=== Dataset extract ===

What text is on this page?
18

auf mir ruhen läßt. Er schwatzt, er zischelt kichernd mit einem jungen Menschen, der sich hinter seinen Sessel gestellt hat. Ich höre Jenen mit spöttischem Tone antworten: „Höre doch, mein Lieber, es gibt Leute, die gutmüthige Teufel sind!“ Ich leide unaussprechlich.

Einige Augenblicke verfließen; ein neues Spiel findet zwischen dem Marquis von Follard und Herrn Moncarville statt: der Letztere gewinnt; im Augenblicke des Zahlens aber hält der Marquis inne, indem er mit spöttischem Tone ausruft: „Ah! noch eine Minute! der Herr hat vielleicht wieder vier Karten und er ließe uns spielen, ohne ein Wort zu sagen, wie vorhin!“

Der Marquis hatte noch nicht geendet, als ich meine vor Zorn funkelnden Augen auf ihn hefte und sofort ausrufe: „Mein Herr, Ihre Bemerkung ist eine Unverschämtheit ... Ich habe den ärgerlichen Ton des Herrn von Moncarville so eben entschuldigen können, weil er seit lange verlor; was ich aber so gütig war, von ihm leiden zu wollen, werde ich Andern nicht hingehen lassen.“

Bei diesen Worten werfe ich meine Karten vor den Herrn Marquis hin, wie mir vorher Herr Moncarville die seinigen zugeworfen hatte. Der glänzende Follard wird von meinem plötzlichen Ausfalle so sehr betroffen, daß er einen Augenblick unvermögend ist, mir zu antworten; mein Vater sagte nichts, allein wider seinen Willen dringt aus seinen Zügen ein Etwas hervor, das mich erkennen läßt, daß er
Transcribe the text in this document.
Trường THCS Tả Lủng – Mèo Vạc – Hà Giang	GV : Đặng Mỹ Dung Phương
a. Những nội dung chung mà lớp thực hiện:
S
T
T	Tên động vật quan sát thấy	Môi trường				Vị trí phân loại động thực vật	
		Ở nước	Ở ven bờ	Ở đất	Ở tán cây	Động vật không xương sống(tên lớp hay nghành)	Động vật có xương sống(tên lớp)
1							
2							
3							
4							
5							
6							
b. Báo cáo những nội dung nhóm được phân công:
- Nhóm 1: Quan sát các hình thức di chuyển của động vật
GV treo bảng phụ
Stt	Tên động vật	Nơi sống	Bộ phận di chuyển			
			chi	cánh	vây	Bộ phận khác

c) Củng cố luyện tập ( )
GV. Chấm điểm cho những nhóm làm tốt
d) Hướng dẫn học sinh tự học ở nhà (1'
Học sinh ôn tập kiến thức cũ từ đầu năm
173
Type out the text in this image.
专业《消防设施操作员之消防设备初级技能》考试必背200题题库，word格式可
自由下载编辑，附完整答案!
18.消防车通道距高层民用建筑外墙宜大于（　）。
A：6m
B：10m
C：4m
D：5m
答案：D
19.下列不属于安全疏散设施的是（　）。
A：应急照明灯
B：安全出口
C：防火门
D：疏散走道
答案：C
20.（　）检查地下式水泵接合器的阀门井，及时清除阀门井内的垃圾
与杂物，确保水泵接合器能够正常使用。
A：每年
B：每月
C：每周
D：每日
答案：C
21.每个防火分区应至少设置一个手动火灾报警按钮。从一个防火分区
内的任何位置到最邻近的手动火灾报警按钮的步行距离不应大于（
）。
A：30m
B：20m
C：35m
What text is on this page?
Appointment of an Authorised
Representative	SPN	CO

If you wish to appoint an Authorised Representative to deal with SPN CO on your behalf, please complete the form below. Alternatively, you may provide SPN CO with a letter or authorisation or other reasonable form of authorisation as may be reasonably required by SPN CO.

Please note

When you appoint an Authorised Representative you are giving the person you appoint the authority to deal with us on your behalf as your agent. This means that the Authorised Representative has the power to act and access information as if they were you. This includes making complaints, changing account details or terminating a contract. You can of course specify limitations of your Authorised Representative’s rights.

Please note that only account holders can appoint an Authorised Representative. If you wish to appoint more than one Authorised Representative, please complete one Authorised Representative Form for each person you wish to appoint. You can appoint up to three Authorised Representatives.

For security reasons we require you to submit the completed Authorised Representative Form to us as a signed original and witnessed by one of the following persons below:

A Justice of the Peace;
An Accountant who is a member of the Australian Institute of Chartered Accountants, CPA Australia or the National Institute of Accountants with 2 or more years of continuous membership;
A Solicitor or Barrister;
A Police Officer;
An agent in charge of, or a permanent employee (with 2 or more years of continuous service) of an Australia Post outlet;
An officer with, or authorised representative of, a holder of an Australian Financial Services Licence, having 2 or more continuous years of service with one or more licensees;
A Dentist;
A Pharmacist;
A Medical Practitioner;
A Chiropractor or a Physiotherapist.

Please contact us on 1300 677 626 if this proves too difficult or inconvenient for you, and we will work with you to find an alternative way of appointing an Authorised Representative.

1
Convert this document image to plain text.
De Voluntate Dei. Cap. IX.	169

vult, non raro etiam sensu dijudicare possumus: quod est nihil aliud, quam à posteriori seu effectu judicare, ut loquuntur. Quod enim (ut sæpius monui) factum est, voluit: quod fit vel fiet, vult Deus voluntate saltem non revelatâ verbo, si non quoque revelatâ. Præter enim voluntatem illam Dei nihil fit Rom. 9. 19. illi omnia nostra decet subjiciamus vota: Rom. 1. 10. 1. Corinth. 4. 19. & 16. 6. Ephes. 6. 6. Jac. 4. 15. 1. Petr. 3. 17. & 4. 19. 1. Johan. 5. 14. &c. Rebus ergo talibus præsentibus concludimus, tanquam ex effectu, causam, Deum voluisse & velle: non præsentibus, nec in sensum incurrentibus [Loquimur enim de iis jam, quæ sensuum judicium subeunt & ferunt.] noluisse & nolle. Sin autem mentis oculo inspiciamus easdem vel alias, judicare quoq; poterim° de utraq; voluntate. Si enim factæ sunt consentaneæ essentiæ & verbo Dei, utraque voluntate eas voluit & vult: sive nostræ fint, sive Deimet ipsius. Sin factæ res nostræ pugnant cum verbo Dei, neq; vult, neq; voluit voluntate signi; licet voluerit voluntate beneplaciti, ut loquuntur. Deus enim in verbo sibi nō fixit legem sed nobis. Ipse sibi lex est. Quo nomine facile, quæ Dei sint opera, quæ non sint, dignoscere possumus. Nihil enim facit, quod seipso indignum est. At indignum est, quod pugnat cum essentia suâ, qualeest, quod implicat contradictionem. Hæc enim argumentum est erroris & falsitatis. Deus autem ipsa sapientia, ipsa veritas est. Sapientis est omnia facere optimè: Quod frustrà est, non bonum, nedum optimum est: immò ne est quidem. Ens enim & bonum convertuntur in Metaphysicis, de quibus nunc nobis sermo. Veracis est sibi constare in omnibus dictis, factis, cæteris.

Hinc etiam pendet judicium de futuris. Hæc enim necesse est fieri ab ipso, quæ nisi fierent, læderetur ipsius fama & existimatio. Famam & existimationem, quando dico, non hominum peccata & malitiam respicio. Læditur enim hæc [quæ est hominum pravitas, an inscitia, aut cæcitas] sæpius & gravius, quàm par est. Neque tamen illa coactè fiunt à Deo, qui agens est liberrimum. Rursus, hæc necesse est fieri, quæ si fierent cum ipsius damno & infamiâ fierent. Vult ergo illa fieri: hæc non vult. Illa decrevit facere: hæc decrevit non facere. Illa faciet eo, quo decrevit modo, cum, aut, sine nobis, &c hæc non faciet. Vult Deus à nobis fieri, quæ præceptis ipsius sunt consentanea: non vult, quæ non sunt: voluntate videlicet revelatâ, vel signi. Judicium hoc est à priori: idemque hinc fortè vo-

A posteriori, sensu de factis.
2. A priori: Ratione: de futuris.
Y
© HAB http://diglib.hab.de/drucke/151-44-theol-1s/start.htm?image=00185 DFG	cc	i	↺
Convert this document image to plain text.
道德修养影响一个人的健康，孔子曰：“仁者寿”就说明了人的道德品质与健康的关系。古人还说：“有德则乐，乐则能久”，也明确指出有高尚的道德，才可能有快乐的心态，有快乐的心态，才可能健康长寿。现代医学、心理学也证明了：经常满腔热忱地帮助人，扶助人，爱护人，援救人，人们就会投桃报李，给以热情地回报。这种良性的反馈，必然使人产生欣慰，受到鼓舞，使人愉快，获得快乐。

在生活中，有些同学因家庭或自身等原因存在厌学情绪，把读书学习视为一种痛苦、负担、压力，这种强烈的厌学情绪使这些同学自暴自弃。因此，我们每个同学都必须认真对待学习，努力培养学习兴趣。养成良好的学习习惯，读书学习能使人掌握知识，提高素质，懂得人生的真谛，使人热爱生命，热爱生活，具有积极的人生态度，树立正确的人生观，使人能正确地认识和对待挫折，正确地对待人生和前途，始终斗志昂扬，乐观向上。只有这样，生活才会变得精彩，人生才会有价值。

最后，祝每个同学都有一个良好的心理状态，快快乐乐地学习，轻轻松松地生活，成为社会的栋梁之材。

=== Exercise details ===
Gather each line in the entries above where the string "continuous" is found.

=== Solution to the problem ===
An Accountant who is a member of the Australian Institute of Chartered Accountants, CPA Australia or the National Institute of Accountants with 2 or more years of continuous membership;
An agent in charge of, or a permanent employee (with 2 or more years of continuous service) of an Australia Post outlet;
An officer with, or authorised representative of, a holder of an Australian Financial Services Licence, having 2 or more continuous years of service with one or more licensees;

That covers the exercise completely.